Entrambe le definizioni (crisi e risanamento) hanno valore contingente e recepiscono le specificità di ciascuna situazione e impresa. Di conseguenza, è difficile raggiungere un’intesa univoca sul significato della parola crisi, e ancora più difficile è intendersi su quella di risanamento[9]. Piuttosto, come spiegato dalla dottrina aziendalistica, potrebbe essere utile prendere in esame una serie di elementi raggruppati in quattro classi fondamentali: 
- le “cause della crisi”[10], con due capisaldi principali: l’imprenditore o il management ed altri fattori interni da un lato; i fattori esterni dall’altro, comprese le fonti di vantaggio competitivo, commisurate a molteplici fattori. Pe fare alcuni esempi le cause interne possono essere: a) management inadeguato; b) carente controllo della gestione finanziaria; c) incapacità` a gestire le risorse aziendali; d) costi di funzionamento troppo elevati; e) politiche commerciali insufficienti; f) eccessivi carichi di attività `; g) commesse di grandi dimensioni inesitate; h) politiche di acquisizioni inadeguate; i) errata politica degli investimenti; l) inerzia e confusione organizzativa. Tra le cause esterne: a) modificazioni nella domanda; b) dinamiche concorrenziali; c) andamento sfavorevole dei prezzi di beni/servizi. 
- gli “indicatori di crisi”, nell’estrema varietà dei parametri prescelti[11], difficilmente indicano in modo diretto la reale causa di crisi. Essi hanno generalmente attinenza con i profili reddituali e finanziari e di sostenibilità, fornendo indicazioni più o meno immediate e che al superamento di certe soglie-critiche rappresentano dei “trigger event”[12]; 
- gli “eventi scatenanti”. L’evento scatenante è un elemento cruciale poiché in mancanza molte imprese rischiano di trasformarsi in “rane bollite” che agiscono ignorando la crescente necessita ` di un cambiamento fino al fallimento[13]. I trigger di un evento scatenante possono essere diversi, a titolo esemplificativo[14]una classificazione può comprendere: la crisi reale, percepita (o costruita dal management); l’insoddisfazione di attori esterni dominanti (azionisti o creditori) che impongono il cambiamento; l’inserimento di un nuovo CEO allo scopo dichiarato di intraprendere il cambiamento; la percezione, da parte del senior management, di nuove minacce/opportunità; la minaccia o la realizzazione di un take-over. Classificare diverse tipologie di trigger di eventi scatenanti, non significa che ciascuno sia ugualmente probabile o ugualmente capace di innescare un processo di risanamento o un modello di intervento[15].

◆ CONSEGNA DELL'ESERCIZIO
Secondo il brano sulla crisi d'impresa, in quante classi fondamentali si possono raggruppare gli elementi da prendere in esame? Le voci riportate dopo il brano non servono per svolgere l'esercizio.

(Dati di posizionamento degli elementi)

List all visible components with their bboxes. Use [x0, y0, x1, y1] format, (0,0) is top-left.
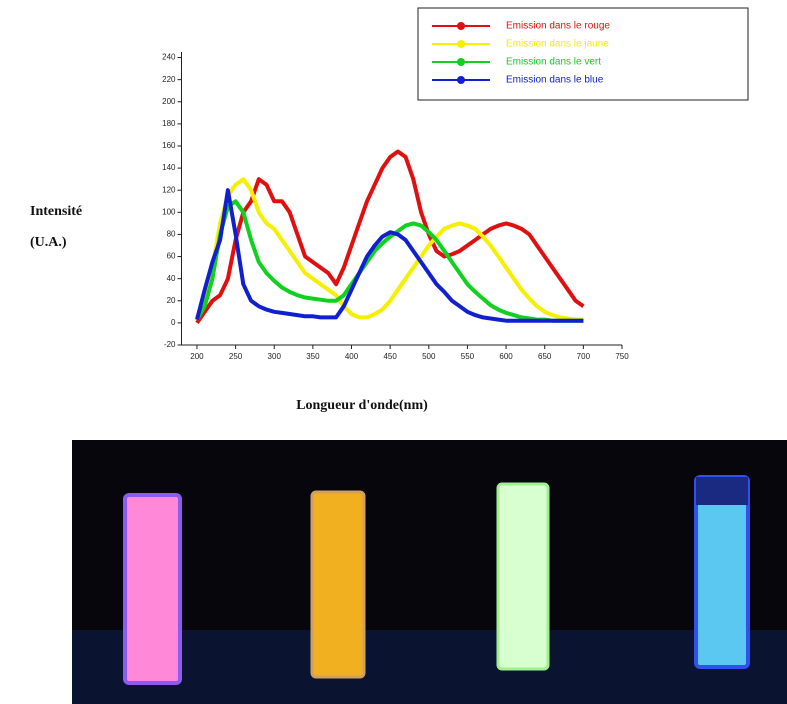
- x-tick-label: 750: [615, 352, 629, 361]
- y-tick-label: 80: [167, 230, 176, 239]
- x-tick-label: 400: [345, 352, 359, 361]
- x-tick-label: 500: [422, 352, 436, 361]
- y-tick-label: 220: [162, 75, 176, 84]
- y-tick-label: 200: [162, 97, 176, 106]
- x-axis-title: Longueur d'onde(nm): [296, 398, 428, 413]
- y-tick-label: 40: [167, 274, 176, 283]
- y-tick-label: 240: [162, 53, 176, 62]
- x-tick-label: 200: [190, 352, 204, 361]
- x-tick-label: 700: [577, 352, 591, 361]
- series-line: [195, 149, 585, 325]
- legend-label: Emission dans le vert: [506, 57, 601, 68]
- y-tick-label: 20: [167, 296, 176, 305]
- y-tick-label: 120: [162, 185, 176, 194]
- y-tick-label: 160: [162, 141, 176, 150]
- legend-marker: [457, 22, 465, 30]
- legend-marker: [457, 40, 465, 48]
- legend-marker: [457, 58, 465, 66]
- y-tick-label: 140: [162, 163, 176, 172]
- x-tick-label: 300: [268, 352, 282, 361]
- series-line: [195, 188, 584, 323]
- y-tick-label: 100: [162, 207, 176, 216]
- photo: [72, 440, 787, 704]
- legend-label: Emission dans le jaune: [506, 39, 609, 50]
- x-tick-label: 650: [538, 352, 552, 361]
- y-tick-label: -20: [164, 340, 176, 349]
- legend-label: Emission dans le blue: [506, 75, 604, 86]
- series-line: [195, 199, 584, 323]
- y-tick-label: 60: [167, 252, 176, 261]
- y-axis-title: (U.A.): [30, 235, 67, 250]
- legend-marker: [457, 76, 465, 84]
- x-tick-label: 250: [229, 352, 243, 361]
- legend-label: Emission dans le rouge: [506, 21, 610, 32]
- x-tick-label: 600: [499, 352, 513, 361]
- y-tick-label: 0: [171, 318, 176, 327]
- series-line: [195, 177, 584, 322]
- x-tick-label: 450: [383, 352, 397, 361]
- y-tick-label: 180: [162, 119, 176, 128]
- y-axis-title: Intensité: [30, 204, 82, 219]
- x-tick-label: 550: [461, 352, 475, 361]
- legend-box: [417, 7, 749, 101]
- x-tick-label: 350: [306, 352, 320, 361]
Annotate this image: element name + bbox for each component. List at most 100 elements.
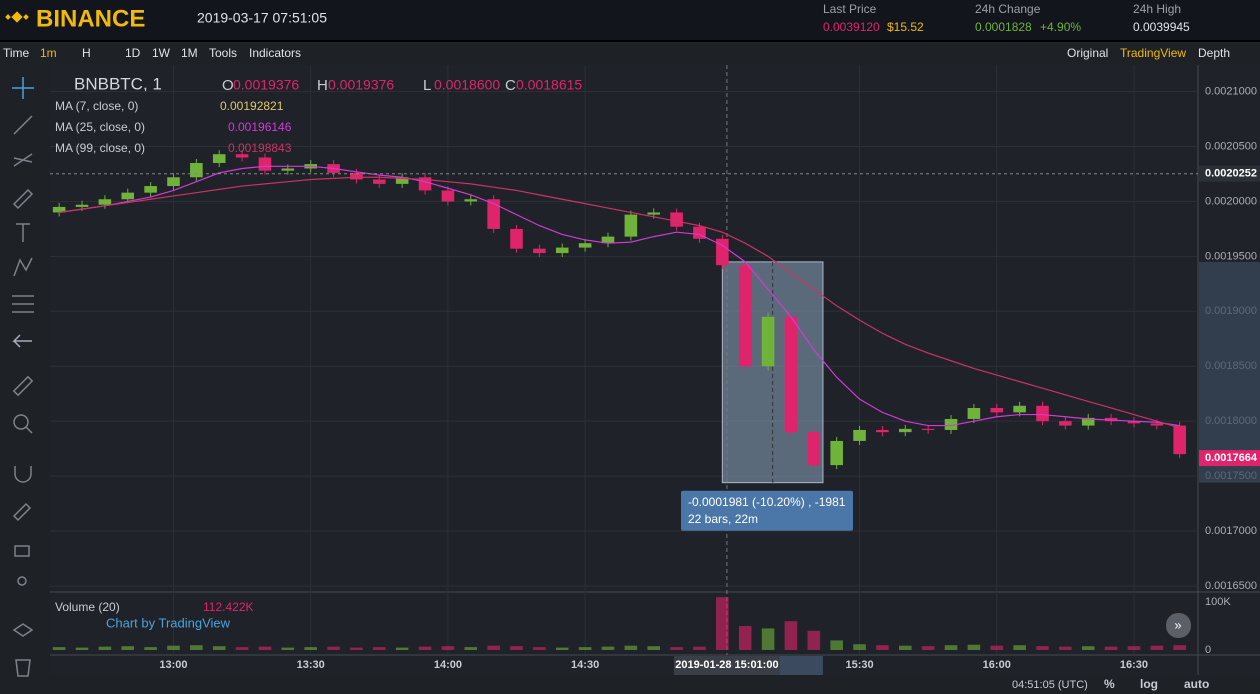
candle — [1150, 423, 1164, 426]
toolbar-item[interactable]: H — [82, 46, 91, 60]
volume-bar — [144, 647, 157, 650]
candle — [395, 177, 409, 184]
volume-bar — [624, 645, 638, 650]
volume-bar — [418, 646, 432, 650]
crosshair-time: 2019-01-28 15:01:00 — [675, 659, 778, 671]
symbol: BNBBTC, 1 — [74, 74, 162, 93]
volume-bar — [510, 646, 523, 650]
logo-icon — [5, 11, 29, 23]
volume-bar — [1081, 646, 1095, 650]
measure-label: -0.0001981 (-10.20%) , -1981 — [688, 495, 846, 509]
candle — [601, 236, 615, 244]
toolbar-item[interactable]: 1M — [181, 46, 198, 60]
toolbar-item[interactable]: Time — [3, 46, 30, 60]
price-tag — [1199, 165, 1260, 182]
ma-line — [59, 176, 1180, 429]
utc-time: 04:51:05 (UTC) — [1012, 679, 1088, 691]
toolbar — [0, 42, 1260, 65]
scroll-button[interactable] — [1166, 613, 1191, 638]
volume-bar — [235, 647, 249, 650]
candle — [853, 429, 866, 441]
candle — [555, 247, 569, 254]
x-tick-label: 13:00 — [159, 659, 187, 671]
toolbar-item[interactable]: 1W — [152, 46, 171, 60]
volume-bar — [1036, 646, 1049, 650]
ma-label: MA (99, close, 0) — [55, 141, 145, 155]
volume-bar — [578, 647, 592, 650]
volume-tick-label: 0 — [1205, 644, 1211, 656]
footer-item[interactable]: log — [1140, 677, 1158, 691]
x-tick-label: 16:30 — [1120, 659, 1148, 671]
candle — [281, 168, 295, 171]
candle — [121, 192, 135, 200]
volume-bar — [693, 646, 706, 650]
x-tick-label: 14:00 — [434, 659, 462, 671]
candle — [921, 428, 935, 430]
logo-text: BINANCE — [36, 5, 145, 32]
ohlc-value: 0.0019376 — [328, 77, 394, 93]
toolbar-item[interactable]: TradingView — [1120, 46, 1186, 60]
volume-title: Volume (20) — [55, 600, 120, 614]
volume-bar — [464, 647, 478, 650]
stat-value: 0.0039120 — [823, 20, 880, 34]
ma-label: MA (25, close, 0) — [55, 120, 145, 134]
toolbar-item[interactable]: Tools — [209, 46, 237, 60]
ohlc-key: H — [317, 77, 328, 94]
candle — [167, 177, 180, 187]
volume-bar — [258, 646, 272, 650]
volume-bar — [304, 647, 317, 650]
volume-bar — [1013, 645, 1026, 650]
toolbar-item[interactable]: Indicators — [249, 46, 301, 60]
candle — [487, 199, 500, 229]
x-tick-label: 13:30 — [297, 659, 325, 671]
toolbar-item[interactable]: Depth — [1198, 46, 1230, 60]
candle — [98, 199, 112, 205]
candle — [1127, 421, 1141, 424]
candle — [578, 243, 592, 248]
volume-bar — [75, 647, 89, 650]
candle — [967, 407, 981, 419]
volume-bar — [441, 646, 455, 650]
stat-label: 24h High — [1133, 2, 1181, 16]
crosshair-time-box — [673, 656, 780, 675]
candle — [258, 157, 272, 171]
x-tick-label: 15:30 — [845, 659, 873, 671]
volume-bar — [167, 645, 180, 650]
ohlc-key: O — [222, 77, 234, 94]
volume-bar — [876, 645, 889, 650]
candle — [624, 214, 638, 237]
candle — [876, 429, 889, 433]
candle — [647, 212, 661, 215]
volume-bar — [1104, 646, 1118, 650]
volume-bar — [533, 647, 546, 650]
datetime: 2019-03-17 07:51:05 — [197, 10, 327, 26]
candle — [670, 212, 683, 227]
candle — [738, 265, 752, 367]
candle — [898, 428, 912, 433]
volume-bar — [487, 645, 500, 650]
volume-bar — [212, 646, 226, 650]
price-tag — [1199, 450, 1260, 467]
stat-value: 0.0001828 — [975, 20, 1032, 34]
toolbar-item[interactable]: Original — [1067, 46, 1108, 60]
candle — [75, 204, 89, 207]
toolbar-item[interactable]: 1D — [125, 46, 141, 60]
footer-item[interactable]: % — [1104, 677, 1115, 691]
candle — [212, 154, 226, 163]
y-tick-label: 0.0020000 — [1205, 195, 1257, 207]
y-tick-label: 0.0019500 — [1205, 250, 1257, 262]
ma-value: 0.00196146 — [228, 120, 292, 134]
footer-item[interactable]: auto — [1184, 677, 1209, 691]
toolbar-item[interactable]: 1m — [40, 46, 57, 60]
price-tag-label: 0.0020252 — [1205, 168, 1257, 180]
volume-bar — [670, 647, 683, 650]
candle — [1036, 405, 1049, 422]
candle — [1013, 405, 1026, 413]
volume-bar — [761, 628, 775, 650]
volume-bar — [1173, 645, 1186, 650]
candle — [350, 172, 363, 180]
candle — [830, 440, 843, 466]
candle — [944, 418, 958, 430]
volume-bar — [716, 597, 729, 650]
volume-bar — [350, 647, 363, 650]
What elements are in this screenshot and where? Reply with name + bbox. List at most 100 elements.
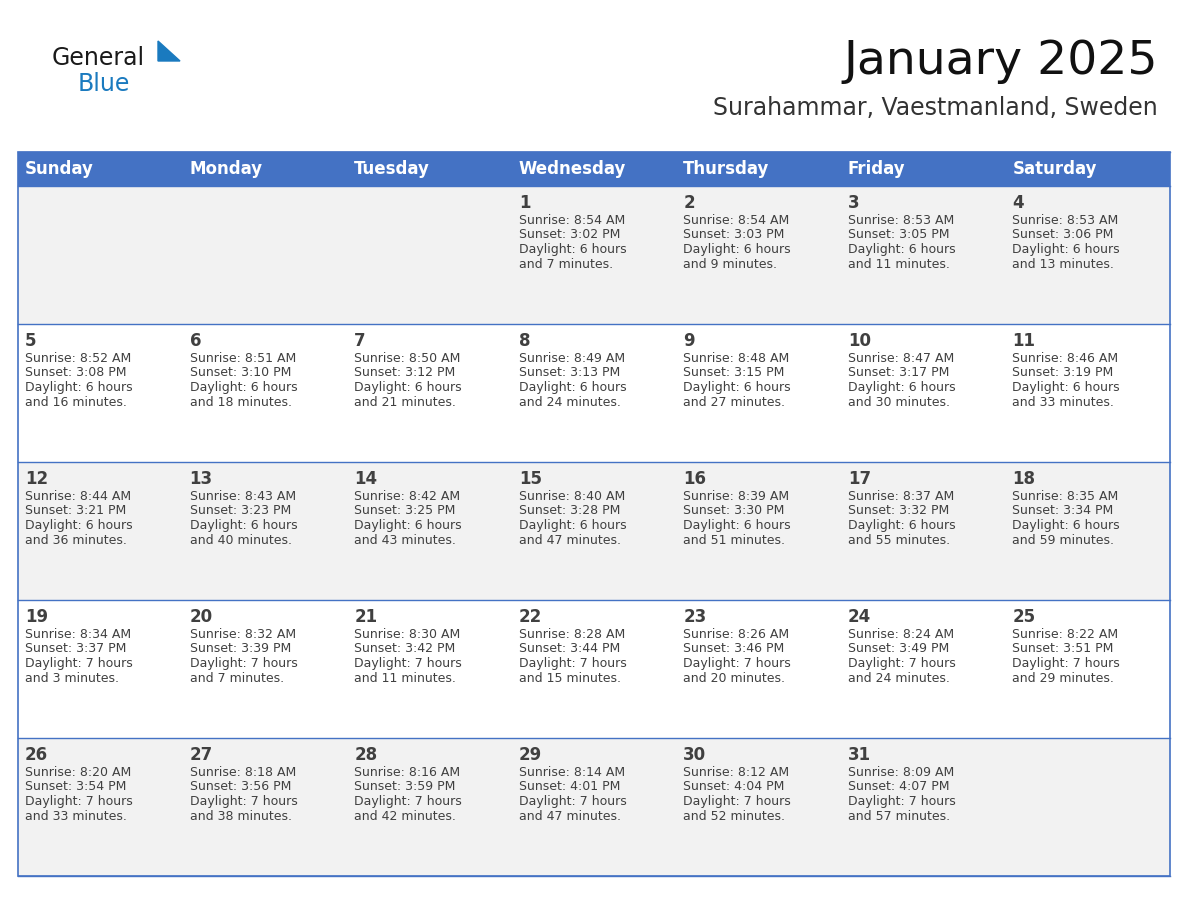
Text: Sunset: 3:54 PM: Sunset: 3:54 PM: [25, 780, 126, 793]
Text: and 52 minutes.: and 52 minutes.: [683, 810, 785, 823]
Bar: [1005, 600, 1170, 738]
Bar: [183, 186, 347, 324]
Bar: [18, 738, 183, 876]
Text: Daylight: 6 hours: Daylight: 6 hours: [25, 519, 133, 532]
Text: 27: 27: [190, 746, 213, 764]
Bar: [676, 600, 841, 738]
Text: Daylight: 7 hours: Daylight: 7 hours: [354, 795, 462, 808]
Text: Sunrise: 8:43 AM: Sunrise: 8:43 AM: [190, 490, 296, 503]
Text: Sunset: 3:15 PM: Sunset: 3:15 PM: [683, 366, 784, 379]
Text: January 2025: January 2025: [843, 39, 1158, 84]
Text: and 42 minutes.: and 42 minutes.: [354, 810, 456, 823]
Text: Sunrise: 8:40 AM: Sunrise: 8:40 AM: [519, 490, 625, 503]
Text: Sunrise: 8:52 AM: Sunrise: 8:52 AM: [25, 352, 131, 365]
Text: Daylight: 6 hours: Daylight: 6 hours: [683, 381, 791, 394]
Text: and 24 minutes.: and 24 minutes.: [848, 671, 949, 685]
Text: and 7 minutes.: and 7 minutes.: [519, 258, 613, 271]
Text: Sunset: 3:06 PM: Sunset: 3:06 PM: [1012, 229, 1114, 241]
Text: Sunset: 3:51 PM: Sunset: 3:51 PM: [1012, 643, 1114, 655]
Text: 16: 16: [683, 470, 707, 488]
Bar: [347, 186, 512, 324]
Text: and 55 minutes.: and 55 minutes.: [848, 533, 950, 546]
Bar: [1005, 462, 1170, 600]
Bar: [512, 186, 676, 324]
Bar: [676, 186, 841, 324]
Text: Daylight: 7 hours: Daylight: 7 hours: [848, 795, 955, 808]
Text: Daylight: 6 hours: Daylight: 6 hours: [519, 519, 626, 532]
Text: Sunrise: 8:46 AM: Sunrise: 8:46 AM: [1012, 352, 1119, 365]
Text: Daylight: 7 hours: Daylight: 7 hours: [1012, 657, 1120, 670]
Bar: [512, 324, 676, 462]
Text: Sunrise: 8:51 AM: Sunrise: 8:51 AM: [190, 352, 296, 365]
Text: and 24 minutes.: and 24 minutes.: [519, 396, 620, 409]
Bar: [18, 600, 183, 738]
Text: Daylight: 7 hours: Daylight: 7 hours: [848, 657, 955, 670]
Text: Tuesday: Tuesday: [354, 160, 430, 178]
Text: Sunset: 3:13 PM: Sunset: 3:13 PM: [519, 366, 620, 379]
Text: and 59 minutes.: and 59 minutes.: [1012, 533, 1114, 546]
Text: Sunset: 3:59 PM: Sunset: 3:59 PM: [354, 780, 455, 793]
Text: 10: 10: [848, 332, 871, 350]
Text: 2: 2: [683, 194, 695, 212]
Text: Daylight: 6 hours: Daylight: 6 hours: [190, 519, 297, 532]
Text: 9: 9: [683, 332, 695, 350]
Text: Sunrise: 8:54 AM: Sunrise: 8:54 AM: [683, 214, 790, 227]
Text: 28: 28: [354, 746, 378, 764]
Bar: [183, 462, 347, 600]
Text: and 57 minutes.: and 57 minutes.: [848, 810, 950, 823]
Text: General: General: [52, 46, 145, 70]
Text: and 30 minutes.: and 30 minutes.: [848, 396, 950, 409]
Text: and 13 minutes.: and 13 minutes.: [1012, 258, 1114, 271]
Text: 21: 21: [354, 608, 378, 626]
Text: Sunrise: 8:42 AM: Sunrise: 8:42 AM: [354, 490, 460, 503]
Text: Sunset: 3:02 PM: Sunset: 3:02 PM: [519, 229, 620, 241]
Bar: [512, 152, 676, 186]
Text: Daylight: 7 hours: Daylight: 7 hours: [519, 657, 626, 670]
Text: Sunset: 4:07 PM: Sunset: 4:07 PM: [848, 780, 949, 793]
Text: Blue: Blue: [78, 72, 131, 96]
Bar: [512, 462, 676, 600]
Text: Sunrise: 8:30 AM: Sunrise: 8:30 AM: [354, 628, 461, 641]
Text: Daylight: 6 hours: Daylight: 6 hours: [1012, 519, 1120, 532]
Text: and 36 minutes.: and 36 minutes.: [25, 533, 127, 546]
Text: Daylight: 6 hours: Daylight: 6 hours: [848, 243, 955, 256]
Text: Daylight: 6 hours: Daylight: 6 hours: [1012, 381, 1120, 394]
Bar: [347, 152, 512, 186]
Text: Sunset: 3:21 PM: Sunset: 3:21 PM: [25, 505, 126, 518]
Text: Sunset: 3:17 PM: Sunset: 3:17 PM: [848, 366, 949, 379]
Text: Sunset: 3:42 PM: Sunset: 3:42 PM: [354, 643, 455, 655]
Text: and 20 minutes.: and 20 minutes.: [683, 671, 785, 685]
Text: 15: 15: [519, 470, 542, 488]
Text: Daylight: 7 hours: Daylight: 7 hours: [683, 657, 791, 670]
Bar: [18, 324, 183, 462]
Text: Sunset: 3:08 PM: Sunset: 3:08 PM: [25, 366, 126, 379]
Text: Sunrise: 8:12 AM: Sunrise: 8:12 AM: [683, 766, 789, 779]
Text: Sunset: 3:19 PM: Sunset: 3:19 PM: [1012, 366, 1113, 379]
Text: and 33 minutes.: and 33 minutes.: [1012, 396, 1114, 409]
Text: and 11 minutes.: and 11 minutes.: [354, 671, 456, 685]
Text: Sunrise: 8:24 AM: Sunrise: 8:24 AM: [848, 628, 954, 641]
Bar: [1005, 738, 1170, 876]
Bar: [676, 738, 841, 876]
Text: Sunset: 3:37 PM: Sunset: 3:37 PM: [25, 643, 126, 655]
Text: Sunset: 3:56 PM: Sunset: 3:56 PM: [190, 780, 291, 793]
Text: Daylight: 6 hours: Daylight: 6 hours: [354, 381, 462, 394]
Text: Sunset: 3:46 PM: Sunset: 3:46 PM: [683, 643, 784, 655]
Text: Sunday: Sunday: [25, 160, 94, 178]
Bar: [676, 152, 841, 186]
Text: Sunrise: 8:39 AM: Sunrise: 8:39 AM: [683, 490, 789, 503]
Text: Daylight: 6 hours: Daylight: 6 hours: [190, 381, 297, 394]
Bar: [676, 324, 841, 462]
Bar: [1005, 324, 1170, 462]
Bar: [18, 152, 183, 186]
Text: and 43 minutes.: and 43 minutes.: [354, 533, 456, 546]
Text: Sunrise: 8:53 AM: Sunrise: 8:53 AM: [848, 214, 954, 227]
Polygon shape: [158, 41, 181, 61]
Text: 14: 14: [354, 470, 378, 488]
Text: 5: 5: [25, 332, 37, 350]
Text: Sunset: 3:30 PM: Sunset: 3:30 PM: [683, 505, 784, 518]
Text: 4: 4: [1012, 194, 1024, 212]
Text: 31: 31: [848, 746, 871, 764]
Text: Daylight: 6 hours: Daylight: 6 hours: [1012, 243, 1120, 256]
Bar: [183, 324, 347, 462]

◆ RISULTATO
In quattro classi fondamentali.